* [Aim of the exercise]:
Gather each line of the entries below that includes "границ".

** Start of Stored data **

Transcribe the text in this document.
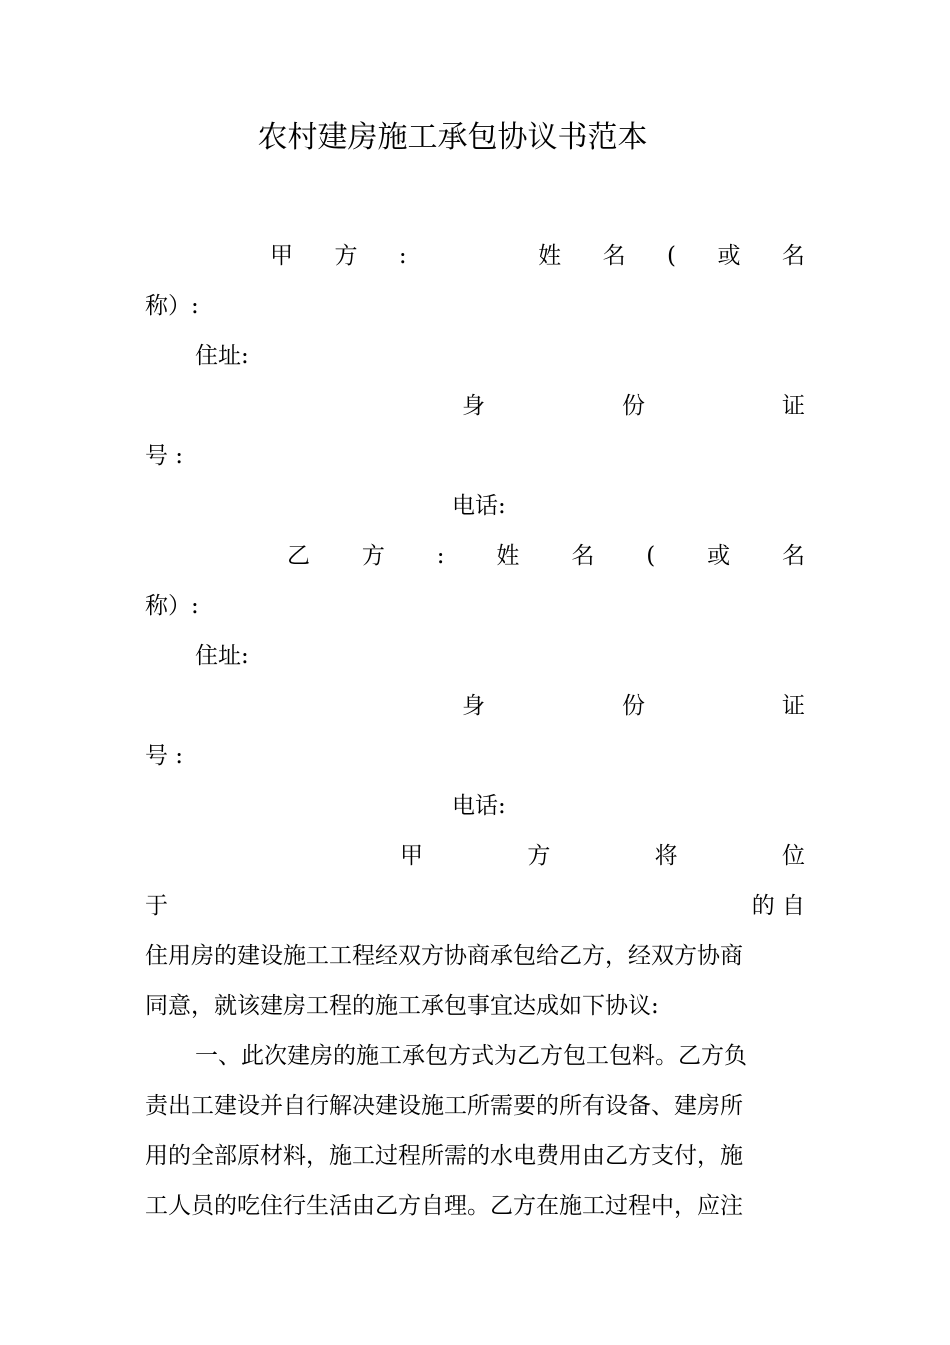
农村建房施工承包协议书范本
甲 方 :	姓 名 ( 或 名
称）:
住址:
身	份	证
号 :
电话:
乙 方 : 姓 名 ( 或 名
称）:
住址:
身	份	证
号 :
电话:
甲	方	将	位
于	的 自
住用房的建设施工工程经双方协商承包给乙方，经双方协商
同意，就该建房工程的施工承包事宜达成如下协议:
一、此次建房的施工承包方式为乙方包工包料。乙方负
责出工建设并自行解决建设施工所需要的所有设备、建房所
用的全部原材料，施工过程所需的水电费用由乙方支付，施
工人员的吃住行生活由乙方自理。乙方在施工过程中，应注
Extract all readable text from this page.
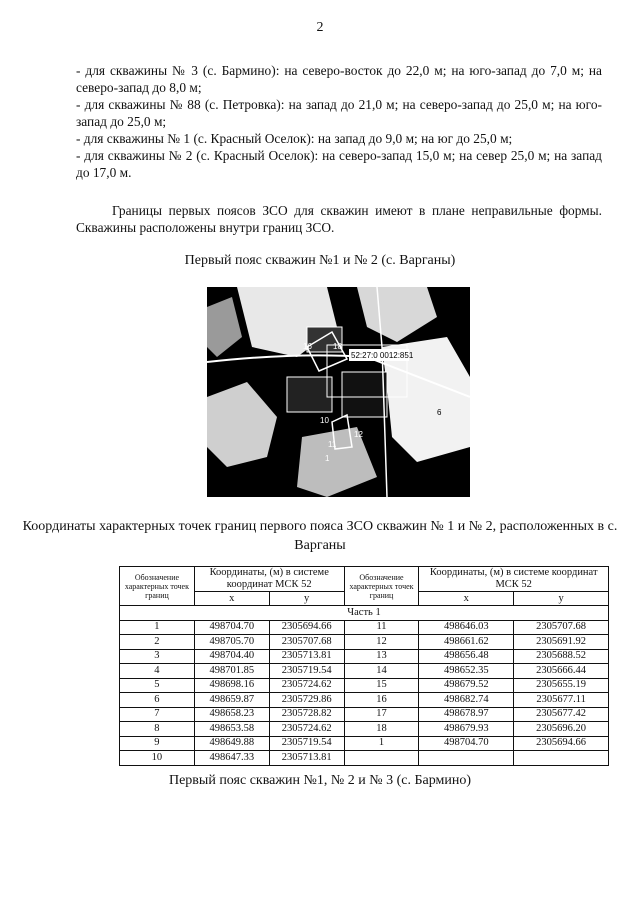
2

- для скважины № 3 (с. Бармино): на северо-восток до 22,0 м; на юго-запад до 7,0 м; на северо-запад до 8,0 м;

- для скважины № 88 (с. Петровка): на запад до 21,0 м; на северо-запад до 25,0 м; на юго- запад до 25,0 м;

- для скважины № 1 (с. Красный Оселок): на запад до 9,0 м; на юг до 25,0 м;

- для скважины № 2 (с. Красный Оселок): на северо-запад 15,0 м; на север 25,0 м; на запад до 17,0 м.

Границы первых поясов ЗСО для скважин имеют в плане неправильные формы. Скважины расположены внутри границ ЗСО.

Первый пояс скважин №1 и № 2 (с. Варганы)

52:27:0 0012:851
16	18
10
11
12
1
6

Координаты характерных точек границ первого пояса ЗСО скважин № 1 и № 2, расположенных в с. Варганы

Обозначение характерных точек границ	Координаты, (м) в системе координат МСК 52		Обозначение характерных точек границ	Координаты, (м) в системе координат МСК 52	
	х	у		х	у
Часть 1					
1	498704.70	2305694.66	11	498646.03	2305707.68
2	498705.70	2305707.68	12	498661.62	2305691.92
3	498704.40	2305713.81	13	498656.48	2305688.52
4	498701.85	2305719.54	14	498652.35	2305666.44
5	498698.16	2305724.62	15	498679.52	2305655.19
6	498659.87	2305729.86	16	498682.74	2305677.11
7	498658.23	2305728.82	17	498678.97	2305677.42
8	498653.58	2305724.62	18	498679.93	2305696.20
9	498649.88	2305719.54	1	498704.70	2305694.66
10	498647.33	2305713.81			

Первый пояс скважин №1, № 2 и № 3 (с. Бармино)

** End of Stored data **
** Start of Stored data **

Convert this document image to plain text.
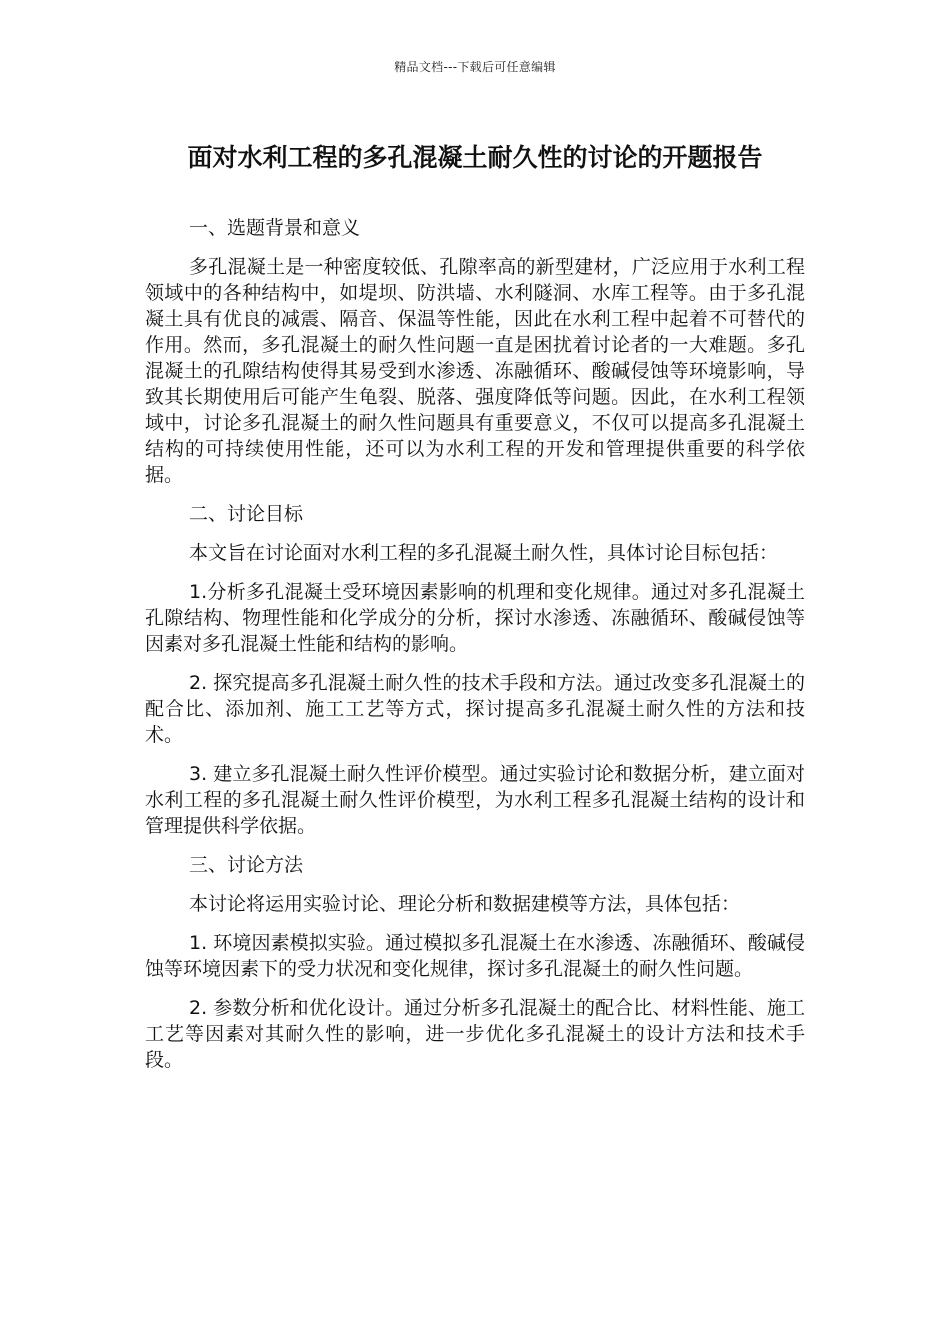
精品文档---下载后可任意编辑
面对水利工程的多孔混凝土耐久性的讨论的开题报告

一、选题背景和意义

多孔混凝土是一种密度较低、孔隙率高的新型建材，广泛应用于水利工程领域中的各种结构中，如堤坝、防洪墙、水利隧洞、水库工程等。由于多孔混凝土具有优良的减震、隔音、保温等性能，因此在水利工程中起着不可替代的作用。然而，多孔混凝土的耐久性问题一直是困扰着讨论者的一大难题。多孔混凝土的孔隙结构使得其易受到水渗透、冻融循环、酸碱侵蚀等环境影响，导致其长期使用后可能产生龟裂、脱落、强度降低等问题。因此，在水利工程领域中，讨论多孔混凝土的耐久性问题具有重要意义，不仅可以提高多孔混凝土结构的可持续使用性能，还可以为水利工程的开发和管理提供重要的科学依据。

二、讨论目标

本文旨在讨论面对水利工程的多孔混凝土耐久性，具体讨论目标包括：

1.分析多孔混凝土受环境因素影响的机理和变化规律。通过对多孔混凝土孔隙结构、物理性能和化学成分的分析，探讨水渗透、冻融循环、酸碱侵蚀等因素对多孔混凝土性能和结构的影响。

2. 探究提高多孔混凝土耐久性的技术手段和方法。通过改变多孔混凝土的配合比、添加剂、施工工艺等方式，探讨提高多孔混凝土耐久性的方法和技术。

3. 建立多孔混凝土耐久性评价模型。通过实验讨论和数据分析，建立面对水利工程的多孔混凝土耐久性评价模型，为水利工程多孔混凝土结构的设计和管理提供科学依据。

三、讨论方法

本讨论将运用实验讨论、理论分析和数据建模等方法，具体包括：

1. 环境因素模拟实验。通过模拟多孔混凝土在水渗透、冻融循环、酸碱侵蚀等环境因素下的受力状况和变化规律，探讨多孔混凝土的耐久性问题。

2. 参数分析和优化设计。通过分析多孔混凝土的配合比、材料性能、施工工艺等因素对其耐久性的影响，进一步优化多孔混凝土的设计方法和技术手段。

** End of Stored data **

* [Answer to this problem]:
Границы первых поясов ЗСО для скважин имеют в плане неправильные формы. Скважины расположены внутри границ ЗСО.
Координаты характерных точек границ первого пояса ЗСО скважин № 1 и № 2, расположенных в с. Варганы
Обозначение характерных точек границ	Координаты, (м) в системе координат МСК 52		Обозначение характерных точек границ	Координаты, (м) в системе координат МСК 52	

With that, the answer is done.